**SET TASK**.
Write out the data below in full. Keep it exact.

--- Start DATA SHOWN ---

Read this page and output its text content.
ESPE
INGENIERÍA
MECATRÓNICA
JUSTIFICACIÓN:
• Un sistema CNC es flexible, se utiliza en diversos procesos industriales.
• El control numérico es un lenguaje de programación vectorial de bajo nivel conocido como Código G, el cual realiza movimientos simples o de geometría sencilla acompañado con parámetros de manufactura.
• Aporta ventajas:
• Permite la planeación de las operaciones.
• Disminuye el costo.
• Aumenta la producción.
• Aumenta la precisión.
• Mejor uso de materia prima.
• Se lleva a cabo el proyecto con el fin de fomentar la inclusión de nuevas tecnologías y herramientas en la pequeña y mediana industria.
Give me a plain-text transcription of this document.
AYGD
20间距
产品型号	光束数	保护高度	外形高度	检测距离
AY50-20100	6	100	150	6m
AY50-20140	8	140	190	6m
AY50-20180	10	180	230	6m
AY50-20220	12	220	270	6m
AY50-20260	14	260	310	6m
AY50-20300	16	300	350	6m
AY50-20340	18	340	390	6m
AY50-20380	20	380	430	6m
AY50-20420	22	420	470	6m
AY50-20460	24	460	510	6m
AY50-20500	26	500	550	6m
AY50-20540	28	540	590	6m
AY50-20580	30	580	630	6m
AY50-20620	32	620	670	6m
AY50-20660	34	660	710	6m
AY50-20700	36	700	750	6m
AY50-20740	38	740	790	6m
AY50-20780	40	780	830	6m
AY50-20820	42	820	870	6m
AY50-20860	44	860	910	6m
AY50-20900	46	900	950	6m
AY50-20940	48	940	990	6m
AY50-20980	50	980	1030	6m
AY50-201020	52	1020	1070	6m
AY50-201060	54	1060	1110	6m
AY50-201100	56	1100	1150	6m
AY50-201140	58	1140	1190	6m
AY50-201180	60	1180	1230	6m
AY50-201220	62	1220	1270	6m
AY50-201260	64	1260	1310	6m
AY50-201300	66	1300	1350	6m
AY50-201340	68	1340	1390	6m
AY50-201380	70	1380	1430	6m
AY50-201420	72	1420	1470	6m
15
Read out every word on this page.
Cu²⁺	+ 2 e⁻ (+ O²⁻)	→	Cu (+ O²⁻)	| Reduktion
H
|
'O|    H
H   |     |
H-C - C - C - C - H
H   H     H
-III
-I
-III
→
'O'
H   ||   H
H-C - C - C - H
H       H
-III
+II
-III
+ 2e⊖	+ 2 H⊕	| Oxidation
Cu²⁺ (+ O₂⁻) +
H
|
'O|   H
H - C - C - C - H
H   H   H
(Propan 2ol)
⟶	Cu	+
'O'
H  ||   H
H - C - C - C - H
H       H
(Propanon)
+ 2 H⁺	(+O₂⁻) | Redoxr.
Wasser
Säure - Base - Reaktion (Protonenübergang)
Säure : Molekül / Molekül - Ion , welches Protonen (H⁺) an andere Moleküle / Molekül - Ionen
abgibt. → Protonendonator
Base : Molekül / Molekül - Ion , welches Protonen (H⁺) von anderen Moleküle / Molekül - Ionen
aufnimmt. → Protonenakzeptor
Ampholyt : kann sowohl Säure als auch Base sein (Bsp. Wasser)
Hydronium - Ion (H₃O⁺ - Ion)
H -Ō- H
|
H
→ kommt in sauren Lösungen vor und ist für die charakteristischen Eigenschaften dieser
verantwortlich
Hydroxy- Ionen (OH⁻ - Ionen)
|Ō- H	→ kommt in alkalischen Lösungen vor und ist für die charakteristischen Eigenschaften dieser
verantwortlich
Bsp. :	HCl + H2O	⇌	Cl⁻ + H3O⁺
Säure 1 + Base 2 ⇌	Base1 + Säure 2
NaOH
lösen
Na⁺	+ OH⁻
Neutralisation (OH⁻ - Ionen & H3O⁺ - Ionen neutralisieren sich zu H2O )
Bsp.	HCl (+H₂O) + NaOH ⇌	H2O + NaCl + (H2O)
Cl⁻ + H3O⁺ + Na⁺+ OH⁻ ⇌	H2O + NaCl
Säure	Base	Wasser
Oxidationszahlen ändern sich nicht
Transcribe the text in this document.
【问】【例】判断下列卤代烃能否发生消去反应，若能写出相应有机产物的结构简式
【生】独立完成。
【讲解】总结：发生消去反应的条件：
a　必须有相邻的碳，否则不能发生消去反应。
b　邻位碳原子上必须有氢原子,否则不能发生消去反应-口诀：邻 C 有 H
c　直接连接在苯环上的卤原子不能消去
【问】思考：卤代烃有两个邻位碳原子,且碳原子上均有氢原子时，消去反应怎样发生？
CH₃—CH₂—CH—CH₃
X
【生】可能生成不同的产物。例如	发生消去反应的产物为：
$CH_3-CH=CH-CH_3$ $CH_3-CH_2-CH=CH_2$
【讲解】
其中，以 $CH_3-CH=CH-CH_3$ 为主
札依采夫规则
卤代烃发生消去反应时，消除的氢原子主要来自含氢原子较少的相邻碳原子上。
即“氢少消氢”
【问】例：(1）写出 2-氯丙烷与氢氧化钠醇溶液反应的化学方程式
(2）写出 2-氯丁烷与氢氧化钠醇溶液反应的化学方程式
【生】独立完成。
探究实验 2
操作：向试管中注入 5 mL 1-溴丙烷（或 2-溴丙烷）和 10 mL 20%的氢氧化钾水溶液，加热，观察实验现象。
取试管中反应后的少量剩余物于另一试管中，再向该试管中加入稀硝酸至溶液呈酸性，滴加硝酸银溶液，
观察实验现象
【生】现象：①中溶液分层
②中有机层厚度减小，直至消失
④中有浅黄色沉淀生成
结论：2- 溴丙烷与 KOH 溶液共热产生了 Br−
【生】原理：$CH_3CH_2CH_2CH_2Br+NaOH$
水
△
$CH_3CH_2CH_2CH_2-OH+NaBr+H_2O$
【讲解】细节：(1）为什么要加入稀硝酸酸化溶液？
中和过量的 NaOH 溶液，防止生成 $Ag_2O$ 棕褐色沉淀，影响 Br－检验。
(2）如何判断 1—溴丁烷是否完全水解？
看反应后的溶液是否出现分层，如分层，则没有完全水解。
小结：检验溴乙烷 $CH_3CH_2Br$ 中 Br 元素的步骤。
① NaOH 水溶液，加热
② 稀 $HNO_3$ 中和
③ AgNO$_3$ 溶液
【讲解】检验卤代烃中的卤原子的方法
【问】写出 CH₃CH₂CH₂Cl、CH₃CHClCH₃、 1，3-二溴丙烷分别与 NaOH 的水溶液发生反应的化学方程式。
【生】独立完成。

--- End DATA SHOWN ---

**TASK RESULT**.
Read this page and output its text content.
ESPE
INGENIERÍA
MECATRÓNICA
JUSTIFICACIÓN:
• Un sistema CNC es flexible, se utiliza en diversos procesos industriales.
• El control numérico es un lenguaje de programación vectorial de bajo nivel conocido como Código G, el cual realiza movimientos simples o de geometría sencilla acompañado con parámetros de manufactura.
• Aporta ventajas:
• Permite la planeación de las operaciones.
• Disminuye el costo.
• Aumenta la producción.
• Aumenta la precisión.
• Mejor uso de materia prima.
• Se lleva a cabo el proyecto con el fin de fomentar la inclusión de nuevas tecnologías y herramientas en la pequeña y mediana industria.
Give me a plain-text transcription of this document.
AYGD
20间距
产品型号	光束数	保护高度	外形高度	检测距离
AY50-20100	6	100	150	6m
AY50-20140	8	140	190	6m
AY50-20180	10	180	230	6m
AY50-20220	12	220	270	6m
AY50-20260	14	260	310	6m
AY50-20300	16	300	350	6m
AY50-20340	18	340	390	6m
AY50-20380	20	380	430	6m
AY50-20420	22	420	470	6m
AY50-20460	24	460	510	6m
AY50-20500	26	500	550	6m
AY50-20540	28	540	590	6m
AY50-20580	30	580	630	6m
AY50-20620	32	620	670	6m
AY50-20660	34	660	710	6m
AY50-20700	36	700	750	6m
AY50-20740	38	740	790	6m
AY50-20780	40	780	830	6m
AY50-20820	42	820	870	6m
AY50-20860	44	860	910	6m
AY50-20900	46	900	950	6m
AY50-20940	48	940	990	6m
AY50-20980	50	980	1030	6m
AY50-201020	52	1020	1070	6m
AY50-201060	54	1060	1110	6m
AY50-201100	56	1100	1150	6m
AY50-201140	58	1140	1190	6m
AY50-201180	60	1180	1230	6m
AY50-201220	62	1220	1270	6m
AY50-201260	64	1260	1310	6m
AY50-201300	66	1300	1350	6m
AY50-201340	68	1340	1390	6m
AY50-201380	70	1380	1430	6m
AY50-201420	72	1420	1470	6m
15
Read out every word on this page.
Cu²⁺	+ 2 e⁻ (+ O²⁻)	→	Cu (+ O²⁻)	| Reduktion
H
|
'O|    H
H   |     |
H-C - C - C - C - H
H   H     H
-III
-I
-III
→
'O'
H   ||   H
H-C - C - C - H
H       H
-III
+II
-III
+ 2e⊖	+ 2 H⊕	| Oxidation
Cu²⁺ (+ O₂⁻) +
H
|
'O|   H
H - C - C - C - H
H   H   H
(Propan 2ol)
⟶	Cu	+
'O'
H  ||   H
H - C - C - C - H
H       H
(Propanon)
+ 2 H⁺	(+O₂⁻) | Redoxr.
Wasser
Säure - Base - Reaktion (Protonenübergang)
Säure : Molekül / Molekül - Ion , welches Protonen (H⁺) an andere Moleküle / Molekül - Ionen
abgibt. → Protonendonator
Base : Molekül / Molekül - Ion , welches Protonen (H⁺) von anderen Moleküle / Molekül - Ionen
aufnimmt. → Protonenakzeptor
Ampholyt : kann sowohl Säure als auch Base sein (Bsp. Wasser)
Hydronium - Ion (H₃O⁺ - Ion)
H -Ō- H
|
H
→ kommt in sauren Lösungen vor und ist für die charakteristischen Eigenschaften dieser
verantwortlich
Hydroxy- Ionen (OH⁻ - Ionen)
|Ō- H	→ kommt in alkalischen Lösungen vor und ist für die charakteristischen Eigenschaften dieser
verantwortlich
Bsp. :	HCl + H2O	⇌	Cl⁻ + H3O⁺
Säure 1 + Base 2 ⇌	Base1 + Säure 2
NaOH
lösen
Na⁺	+ OH⁻
Neutralisation (OH⁻ - Ionen & H3O⁺ - Ionen neutralisieren sich zu H2O )
Bsp.	HCl (+H₂O) + NaOH ⇌	H2O + NaCl + (H2O)
Cl⁻ + H3O⁺ + Na⁺+ OH⁻ ⇌	H2O + NaCl
Säure	Base	Wasser
Oxidationszahlen ändern sich nicht
Transcribe the text in this document.
【问】【例】判断下列卤代烃能否发生消去反应，若能写出相应有机产物的结构简式
【生】独立完成。
【讲解】总结：发生消去反应的条件：
a　必须有相邻的碳，否则不能发生消去反应。
b　邻位碳原子上必须有氢原子,否则不能发生消去反应-口诀：邻 C 有 H
c　直接连接在苯环上的卤原子不能消去
【问】思考：卤代烃有两个邻位碳原子,且碳原子上均有氢原子时，消去反应怎样发生？
CH₃—CH₂—CH—CH₃
X
【生】可能生成不同的产物。例如	发生消去反应的产物为：
$CH_3-CH=CH-CH_3$ $CH_3-CH_2-CH=CH_2$
【讲解】
其中，以 $CH_3-CH=CH-CH_3$ 为主
札依采夫规则
卤代烃发生消去反应时，消除的氢原子主要来自含氢原子较少的相邻碳原子上。
即“氢少消氢”
【问】例：(1）写出 2-氯丙烷与氢氧化钠醇溶液反应的化学方程式
(2）写出 2-氯丁烷与氢氧化钠醇溶液反应的化学方程式
【生】独立完成。
探究实验 2
操作：向试管中注入 5 mL 1-溴丙烷（或 2-溴丙烷）和 10 mL 20%的氢氧化钾水溶液，加热，观察实验现象。
取试管中反应后的少量剩余物于另一试管中，再向该试管中加入稀硝酸至溶液呈酸性，滴加硝酸银溶液，
观察实验现象
【生】现象：①中溶液分层
②中有机层厚度减小，直至消失
④中有浅黄色沉淀生成
结论：2- 溴丙烷与 KOH 溶液共热产生了 Br−
【生】原理：$CH_3CH_2CH_2CH_2Br+NaOH$
水
△
$CH_3CH_2CH_2CH_2-OH+NaBr+H_2O$
【讲解】细节：(1）为什么要加入稀硝酸酸化溶液？
中和过量的 NaOH 溶液，防止生成 $Ag_2O$ 棕褐色沉淀，影响 Br－检验。
(2）如何判断 1—溴丁烷是否完全水解？
看反应后的溶液是否出现分层，如分层，则没有完全水解。
小结：检验溴乙烷 $CH_3CH_2Br$ 中 Br 元素的步骤。
① NaOH 水溶液，加热
② 稀 $HNO_3$ 中和
③ AgNO$_3$ 溶液
【讲解】检验卤代烃中的卤原子的方法
【问】写出 CH₃CH₂CH₂Cl、CH₃CHClCH₃、 1，3-二溴丙烷分别与 NaOH 的水溶液发生反应的化学方程式。
【生】独立完成。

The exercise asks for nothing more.